## Task to complete
Without the pictures, copy all the entries below exactly.

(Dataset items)

:::

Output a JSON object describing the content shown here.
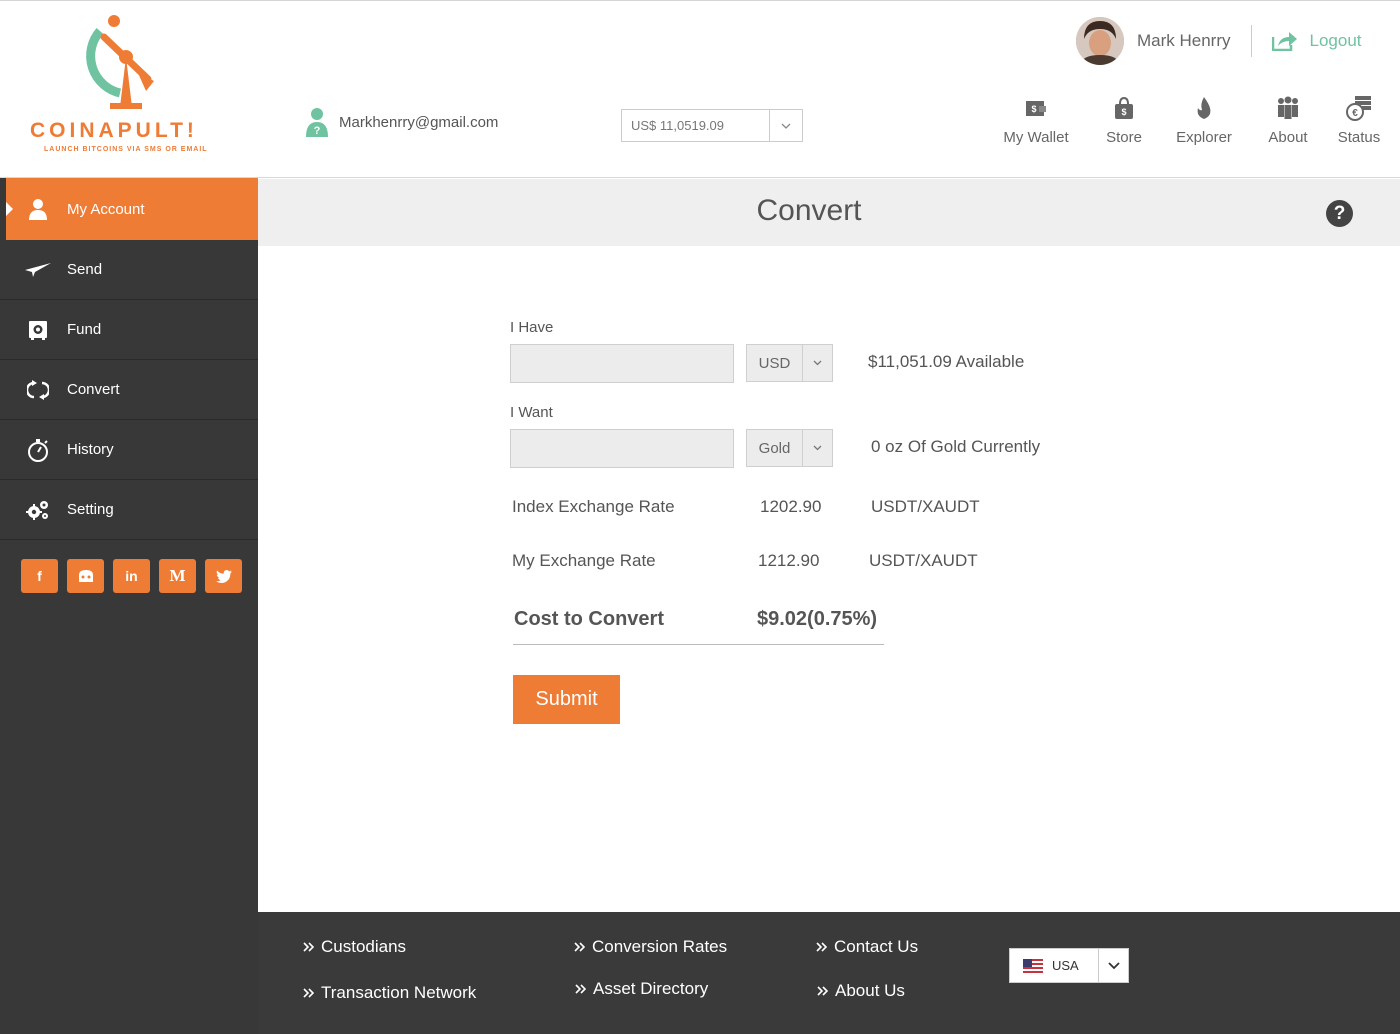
{
  "brand": {
    "name": "COINAPULT!",
    "tagline": "LAUNCH BITCOINS VIA SMS OR EMAIL",
    "accent": "#ef7c35",
    "green": "#6fc3a0"
  },
  "header": {
    "email": "Markhenrry@gmail.com",
    "balance_select": "US$ 11,0519.09",
    "user_name": "Mark Henrry",
    "logout_label": "Logout",
    "nav": [
      {
        "label": "My Wallet",
        "icon": "wallet-icon"
      },
      {
        "label": "Store",
        "icon": "shopping-bag-icon"
      },
      {
        "label": "Explorer",
        "icon": "flame-icon"
      },
      {
        "label": "About",
        "icon": "people-icon"
      },
      {
        "label": "Status",
        "icon": "coins-icon"
      }
    ]
  },
  "sidebar": {
    "items": [
      {
        "label": "My Account",
        "icon": "user-icon",
        "active": true
      },
      {
        "label": "Send",
        "icon": "paper-plane-icon"
      },
      {
        "label": "Fund",
        "icon": "safe-icon"
      },
      {
        "label": "Convert",
        "icon": "convert-icon"
      },
      {
        "label": "History",
        "icon": "stopwatch-icon"
      },
      {
        "label": "Setting",
        "icon": "gears-icon"
      }
    ],
    "social": [
      {
        "label": "f",
        "icon": "facebook-icon"
      },
      {
        "label": "",
        "icon": "github-icon"
      },
      {
        "label": "in",
        "icon": "linkedin-icon"
      },
      {
        "label": "M",
        "icon": "medium-icon"
      },
      {
        "label": "",
        "icon": "twitter-icon"
      }
    ]
  },
  "main": {
    "title": "Convert",
    "i_have_label": "I Have",
    "i_have_value": "",
    "i_have_currency": "USD",
    "available_text": "$11,051.09  Available",
    "i_want_label": "I Want",
    "i_want_value": "",
    "i_want_currency": "Gold",
    "current_text": "0 oz Of Gold Currently",
    "index_rate_label": "Index Exchange Rate",
    "index_rate_value": "1202.90",
    "index_rate_unit": "USDT/XAUDT",
    "my_rate_label": "My Exchange Rate",
    "my_rate_value": "1212.90",
    "my_rate_unit": "USDT/XAUDT",
    "cost_label": "Cost to Convert",
    "cost_value": "$9.02(0.75%)",
    "submit_label": "Submit"
  },
  "footer": {
    "links": [
      "Custodians",
      "Transaction Network",
      "Conversion Rates",
      "Asset Directory",
      "Contact Us",
      "About Us"
    ],
    "country": "USA"
  }
}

:::

## Exercise response
Output a JSON object describing the content shown here.
{
  "brand": {
    "name": "COINAPULT!",
    "tagline": "LAUNCH BITCOINS VIA SMS OR EMAIL",
    "accent": "#ef7c35",
    "green": "#6fc3a0"
  },
  "header": {
    "email": "Markhenrry@gmail.com",
    "balance_select": "US$ 11,0519.09",
    "user_name": "Mark Henrry",
    "logout_label": "Logout",
    "nav": [
      {
        "label": "My Wallet",
        "icon": "wallet-icon"
      },
      {
        "label": "Store",
        "icon": "shopping-bag-icon"
      },
      {
        "label": "Explorer",
        "icon": "flame-icon"
      },
      {
        "label": "About",
        "icon": "people-icon"
      },
      {
        "label": "Status",
        "icon": "coins-icon"
      }
    ]
  },
  "sidebar": {
    "items": [
      {
        "label": "My Account",
        "icon": "user-icon",
        "active": true
      },
      {
        "label": "Send",
        "icon": "paper-plane-icon"
      },
      {
        "label": "Fund",
        "icon": "safe-icon"
      },
      {
        "label": "Convert",
        "icon": "convert-icon"
      },
      {
        "label": "History",
        "icon": "stopwatch-icon"
      },
      {
        "label": "Setting",
        "icon": "gears-icon"
      }
    ],
    "social": [
      {
        "label": "f",
        "icon": "facebook-icon"
      },
      {
        "label": "",
        "icon": "github-icon"
      },
      {
        "label": "in",
        "icon": "linkedin-icon"
      },
      {
        "label": "M",
        "icon": "medium-icon"
      },
      {
        "label": "",
        "icon": "twitter-icon"
      }
    ]
  },
  "main": {
    "title": "Convert",
    "i_have_label": "I Have",
    "i_have_value": "",
    "i_have_currency": "USD",
    "available_text": "$11,051.09  Available",
    "i_want_label": "I Want",
    "i_want_value": "",
    "i_want_currency": "Gold",
    "current_text": "0 oz Of Gold Currently",
    "index_rate_label": "Index Exchange Rate",
    "index_rate_value": "1202.90",
    "index_rate_unit": "USDT/XAUDT",
    "my_rate_label": "My Exchange Rate",
    "my_rate_value": "1212.90",
    "my_rate_unit": "USDT/XAUDT",
    "cost_label": "Cost to Convert",
    "cost_value": "$9.02(0.75%)",
    "submit_label": "Submit"
  },
  "footer": {
    "links": [
      "Custodians",
      "Transaction Network",
      "Conversion Rates",
      "Asset Directory",
      "Contact Us",
      "About Us"
    ],
    "country": "USA"
  }
}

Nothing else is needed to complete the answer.